== Supplied records
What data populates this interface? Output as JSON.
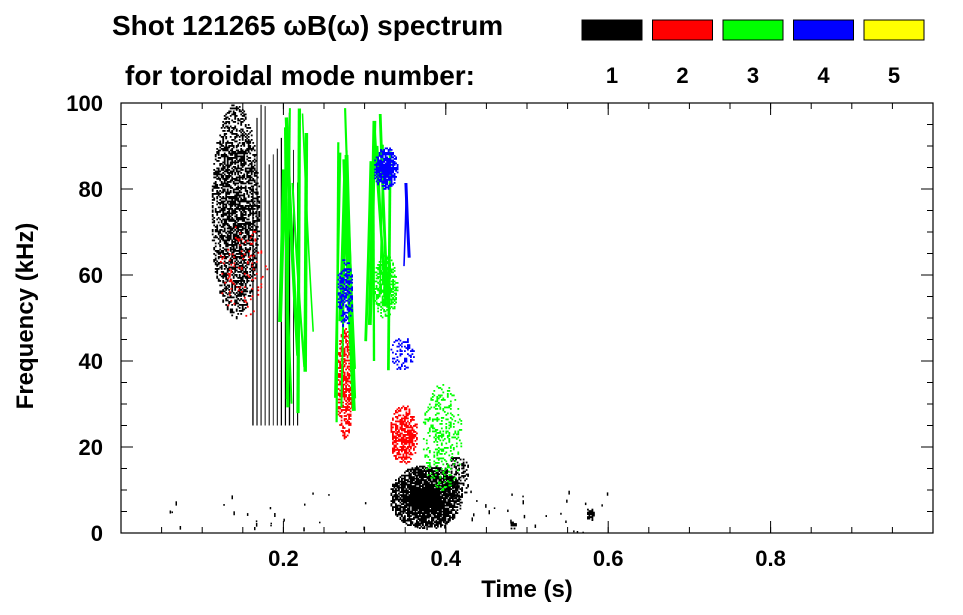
{
  "chart_data": {
    "type": "heatmap",
    "title_line1": "Shot 121265 ωB(ω) spectrum",
    "title_line2": "for toroidal mode number:",
    "xlabel": "Time (s)",
    "ylabel": "Frequency (kHz)",
    "xlim": [
      0.0,
      1.0
    ],
    "ylim": [
      0,
      100
    ],
    "x_ticks": [
      0.2,
      0.4,
      0.6,
      0.8
    ],
    "x_tick_labels": [
      "0.2",
      "0.4",
      "0.6",
      "0.8"
    ],
    "y_ticks": [
      0,
      20,
      40,
      60,
      80,
      100
    ],
    "y_tick_labels": [
      "0",
      "20",
      "40",
      "60",
      "80",
      "100"
    ],
    "legend": [
      {
        "mode": "1",
        "color": "#000000"
      },
      {
        "mode": "2",
        "color": "#ff0000"
      },
      {
        "mode": "3",
        "color": "#00ff00"
      },
      {
        "mode": "4",
        "color": "#0000ff"
      },
      {
        "mode": "5",
        "color": "#ffff00"
      }
    ],
    "features": [
      {
        "mode": "1",
        "kind": "blob",
        "t": [
          0.11,
          0.17
        ],
        "f": [
          50,
          100
        ],
        "density": 0.55
      },
      {
        "mode": "1",
        "kind": "blob",
        "t": [
          0.33,
          0.42
        ],
        "f": [
          1,
          16
        ],
        "density": 0.9
      },
      {
        "mode": "1",
        "kind": "blob",
        "t": [
          0.395,
          0.43
        ],
        "f": [
          8,
          18
        ],
        "density": 0.4
      },
      {
        "mode": "1",
        "kind": "lines",
        "t": [
          0.16,
          0.22
        ],
        "f": [
          25,
          100
        ],
        "count": 12
      },
      {
        "mode": "1",
        "kind": "scatter",
        "t": [
          0.05,
          0.6
        ],
        "f": [
          0,
          10
        ],
        "count": 60
      },
      {
        "mode": "1",
        "kind": "blob",
        "t": [
          0.478,
          0.486
        ],
        "f": [
          1,
          3
        ],
        "density": 0.8
      },
      {
        "mode": "1",
        "kind": "blob",
        "t": [
          0.572,
          0.582
        ],
        "f": [
          3,
          6
        ],
        "density": 0.8
      },
      {
        "mode": "2",
        "kind": "blob",
        "t": [
          0.265,
          0.285
        ],
        "f": [
          22,
          48
        ],
        "density": 0.6
      },
      {
        "mode": "2",
        "kind": "blob",
        "t": [
          0.33,
          0.365
        ],
        "f": [
          16,
          30
        ],
        "density": 0.6
      },
      {
        "mode": "2",
        "kind": "blob",
        "t": [
          0.12,
          0.18
        ],
        "f": [
          50,
          72
        ],
        "density": 0.08
      },
      {
        "mode": "3",
        "kind": "streaks",
        "t": [
          0.2,
          0.28
        ],
        "f": [
          25,
          100
        ],
        "count": 16
      },
      {
        "mode": "3",
        "kind": "streaks",
        "t": [
          0.305,
          0.34
        ],
        "f": [
          35,
          100
        ],
        "count": 8
      },
      {
        "mode": "3",
        "kind": "blob",
        "t": [
          0.37,
          0.42
        ],
        "f": [
          10,
          35
        ],
        "density": 0.25
      },
      {
        "mode": "3",
        "kind": "blob",
        "t": [
          0.31,
          0.34
        ],
        "f": [
          50,
          65
        ],
        "density": 0.6
      },
      {
        "mode": "4",
        "kind": "blob",
        "t": [
          0.31,
          0.34
        ],
        "f": [
          80,
          90
        ],
        "density": 0.85
      },
      {
        "mode": "4",
        "kind": "blob",
        "t": [
          0.265,
          0.285
        ],
        "f": [
          48,
          64
        ],
        "density": 0.5
      },
      {
        "mode": "4",
        "kind": "blob",
        "t": [
          0.33,
          0.36
        ],
        "f": [
          38,
          46
        ],
        "density": 0.3
      },
      {
        "mode": "4",
        "kind": "streaks",
        "t": [
          0.33,
          0.36
        ],
        "f": [
          62,
          82
        ],
        "count": 2
      }
    ]
  }
}
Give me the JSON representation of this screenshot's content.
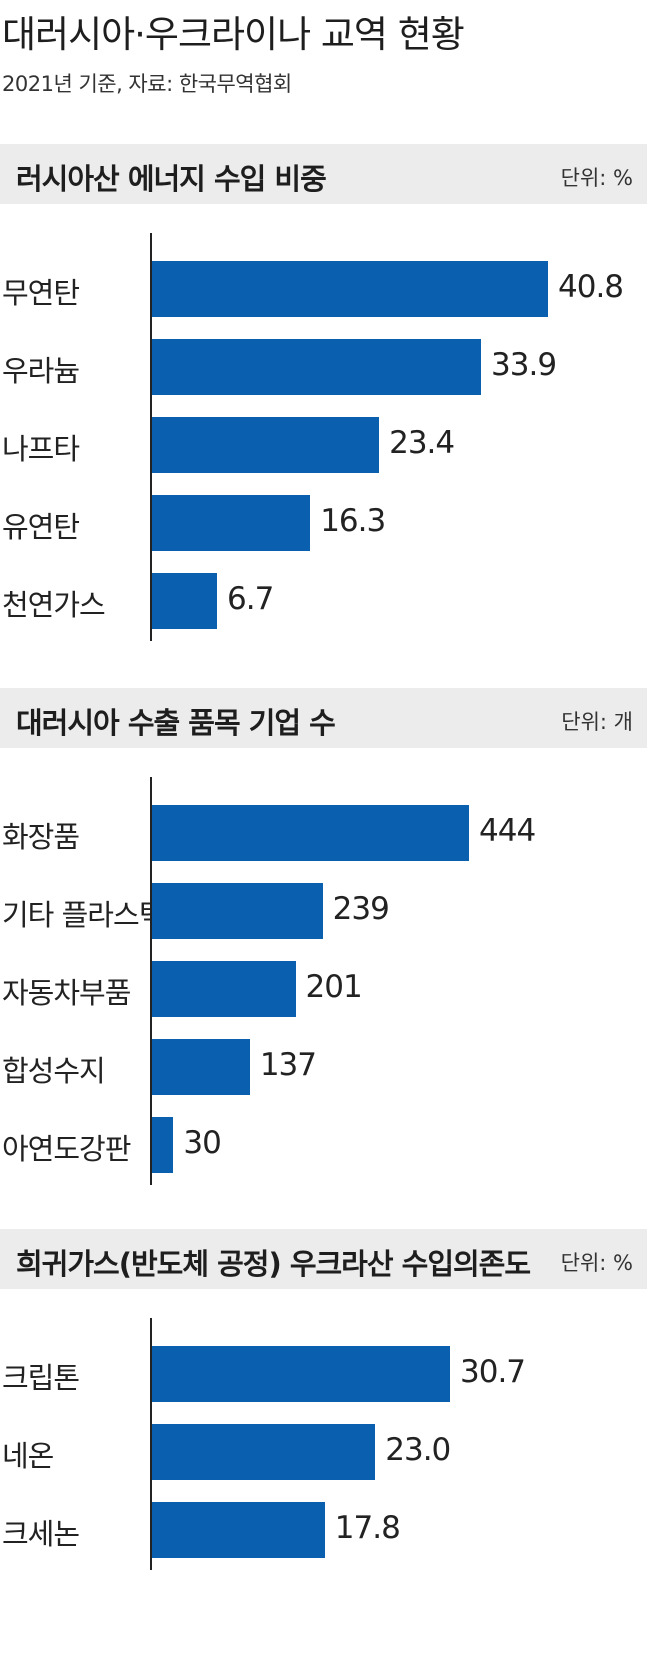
{
  "title": "대러시아·우크라이나 교역 현황",
  "subtitle": "2021년 기준, 자료: 한국무역협회",
  "chart_data": [
    {
      "type": "bar",
      "orientation": "horizontal",
      "title": "러시아산 에너지 수입 비중",
      "unit": "단위: %",
      "categories": [
        "무연탄",
        "우라늄",
        "나프타",
        "유연탄",
        "천연가스"
      ],
      "values": [
        40.8,
        33.9,
        23.4,
        16.3,
        6.7
      ],
      "value_labels": [
        "40.8",
        "33.9",
        "23.4",
        "16.3",
        "6.7"
      ],
      "color": "#0a5fae"
    },
    {
      "type": "bar",
      "orientation": "horizontal",
      "title": "대러시아 수출 품목 기업 수",
      "unit": "단위: 개",
      "categories": [
        "화장품",
        "기타 플라스틱",
        "자동차부품",
        "합성수지",
        "아연도강판"
      ],
      "values": [
        444,
        239,
        201,
        137,
        30
      ],
      "value_labels": [
        "444",
        "239",
        "201",
        "137",
        "30"
      ],
      "color": "#0a5fae"
    },
    {
      "type": "bar",
      "orientation": "horizontal",
      "title": "희귀가스(반도체 공정) 우크라산 수입의존도",
      "unit": "단위: %",
      "categories": [
        "크립톤",
        "네온",
        "크세논"
      ],
      "values": [
        30.7,
        23.0,
        17.8
      ],
      "value_labels": [
        "30.7",
        "23.0",
        "17.8"
      ],
      "color": "#0a5fae"
    }
  ]
}
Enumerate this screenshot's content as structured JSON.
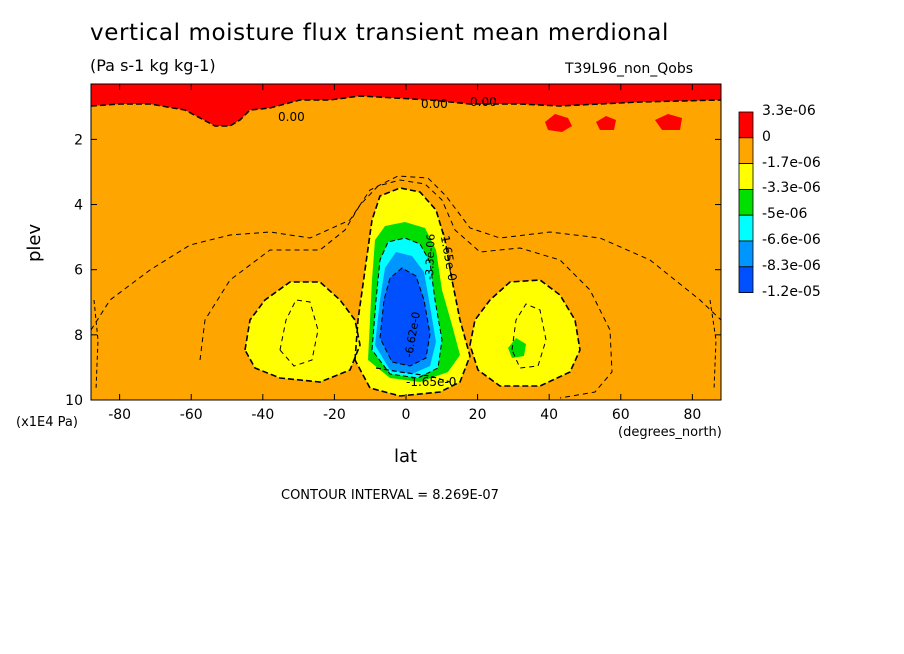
====
Stated problem —
What you return should match the records above word for word, minus the pictures.

Final result —
What data populates this interface? Output as JSON.
{
  "chart_data": {
    "type": "heatmap",
    "title_line1": "Shot 121265 ωB(ω) spectrum",
    "title_line2": "for toroidal mode number:",
    "xlabel": "Time (s)",
    "ylabel": "Frequency (kHz)",
    "xlim": [
      0.0,
      1.0
    ],
    "ylim": [
      0,
      100
    ],
    "x_ticks": [
      0.2,
      0.4,
      0.6,
      0.8
    ],
    "x_tick_labels": [
      "0.2",
      "0.4",
      "0.6",
      "0.8"
    ],
    "y_ticks": [
      0,
      20,
      40,
      60,
      80,
      100
    ],
    "y_tick_labels": [
      "0",
      "20",
      "40",
      "60",
      "80",
      "100"
    ],
    "legend": [
      {
        "mode": "1",
        "color": "#000000"
      },
      {
        "mode": "2",
        "color": "#ff0000"
      },
      {
        "mode": "3",
        "color": "#00ff00"
      },
      {
        "mode": "4",
        "color": "#0000ff"
      },
      {
        "mode": "5",
        "color": "#ffff00"
      }
    ],
    "features": [
      {
        "mode": "1",
        "kind": "blob",
        "t": [
          0.11,
          0.17
        ],
        "f": [
          50,
          100
        ],
        "density": 0.55
      },
      {
        "mode": "1",
        "kind": "blob",
        "t": [
          0.33,
          0.42
        ],
        "f": [
          1,
          16
        ],
        "density": 0.9
      },
      {
        "mode": "1",
        "kind": "blob",
        "t": [
          0.395,
          0.43
        ],
        "f": [
          8,
          18
        ],
        "density": 0.4
      },
      {
        "mode": "1",
        "kind": "lines",
        "t": [
          0.16,
          0.22
        ],
        "f": [
          25,
          100
        ],
        "count": 12
      },
      {
        "mode": "1",
        "kind": "scatter",
        "t": [
          0.05,
          0.6
        ],
        "f": [
          0,
          10
        ],
        "count": 60
      },
      {
        "mode": "1",
        "kind": "blob",
        "t": [
          0.478,
          0.486
        ],
        "f": [
          1,
          3
        ],
        "density": 0.8
      },
      {
        "mode": "1",
        "kind": "blob",
        "t": [
          0.572,
          0.582
        ],
        "f": [
          3,
          6
        ],
        "density": 0.8
      },
      {
        "mode": "2",
        "kind": "blob",
        "t": [
          0.265,
          0.285
        ],
        "f": [
          22,
          48
        ],
        "density": 0.6
      },
      {
        "mode": "2",
        "kind": "blob",
        "t": [
          0.33,
          0.365
        ],
        "f": [
          16,
          30
        ],
        "density": 0.6
      },
      {
        "mode": "2",
        "kind": "blob",
        "t": [
          0.12,
          0.18
        ],
        "f": [
          50,
          72
        ],
        "density": 0.08
      },
      {
        "mode": "3",
        "kind": "streaks",
        "t": [
          0.2,
          0.28
        ],
        "f": [
          25,
          100
        ],
        "count": 16
      },
      {
        "mode": "3",
        "kind": "streaks",
        "t": [
          0.305,
          0.34
        ],
        "f": [
          35,
          100
        ],
        "count": 8
      },
      {
        "mode": "3",
        "kind": "blob",
        "t": [
          0.37,
          0.42
        ],
        "f": [
          10,
          35
        ],
        "density": 0.25
      },
      {
        "mode": "3",
        "kind": "blob",
        "t": [
          0.31,
          0.34
        ],
        "f": [
          50,
          65
        ],
        "density": 0.6
      },
      {
        "mode": "4",
        "kind": "blob",
        "t": [
          0.31,
          0.34
        ],
        "f": [
          80,
          90
        ],
        "density": 0.85
      },
      {
        "mode": "4",
        "kind": "blob",
        "t": [
          0.265,
          0.285
        ],
        "f": [
          48,
          64
        ],
        "density": 0.5
      },
      {
        "mode": "4",
        "kind": "blob",
        "t": [
          0.33,
          0.36
        ],
        "f": [
          38,
          46
        ],
        "density": 0.3
      },
      {
        "mode": "4",
        "kind": "streaks",
        "t": [
          0.33,
          0.36
        ],
        "f": [
          62,
          82
        ],
        "count": 2
      }
    ]
  }
}
Give me the JSON representation of this screenshot's content.
{
  "title": "대러시아·우크라이나 교역 현황",
  "subtitle": "2021년 기준, 자료: 한국무역협회",
  "chart_data": [
    {
      "type": "bar",
      "orientation": "horizontal",
      "title": "러시아산 에너지 수입 비중",
      "unit": "단위: %",
      "categories": [
        "무연탄",
        "우라늄",
        "나프타",
        "유연탄",
        "천연가스"
      ],
      "values": [
        40.8,
        33.9,
        23.4,
        16.3,
        6.7
      ],
      "value_labels": [
        "40.8",
        "33.9",
        "23.4",
        "16.3",
        "6.7"
      ],
      "color": "#0a5fae"
    },
    {
      "type": "bar",
      "orientation": "horizontal",
      "title": "대러시아 수출 품목 기업 수",
      "unit": "단위: 개",
      "categories": [
        "화장품",
        "기타 플라스틱",
        "자동차부품",
        "합성수지",
        "아연도강판"
      ],
      "values": [
        444,
        239,
        201,
        137,
        30
      ],
      "value_labels": [
        "444",
        "239",
        "201",
        "137",
        "30"
      ],
      "color": "#0a5fae"
    },
    {
      "type": "bar",
      "orientation": "horizontal",
      "title": "희귀가스(반도체 공정) 우크라산 수입의존도",
      "unit": "단위: %",
      "categories": [
        "크립톤",
        "네온",
        "크세논"
      ],
      "values": [
        30.7,
        23.0,
        17.8
      ],
      "value_labels": [
        "30.7",
        "23.0",
        "17.8"
      ],
      "color": "#0a5fae"
    }
  ]
}
Enumerate this screenshot's content as structured JSON.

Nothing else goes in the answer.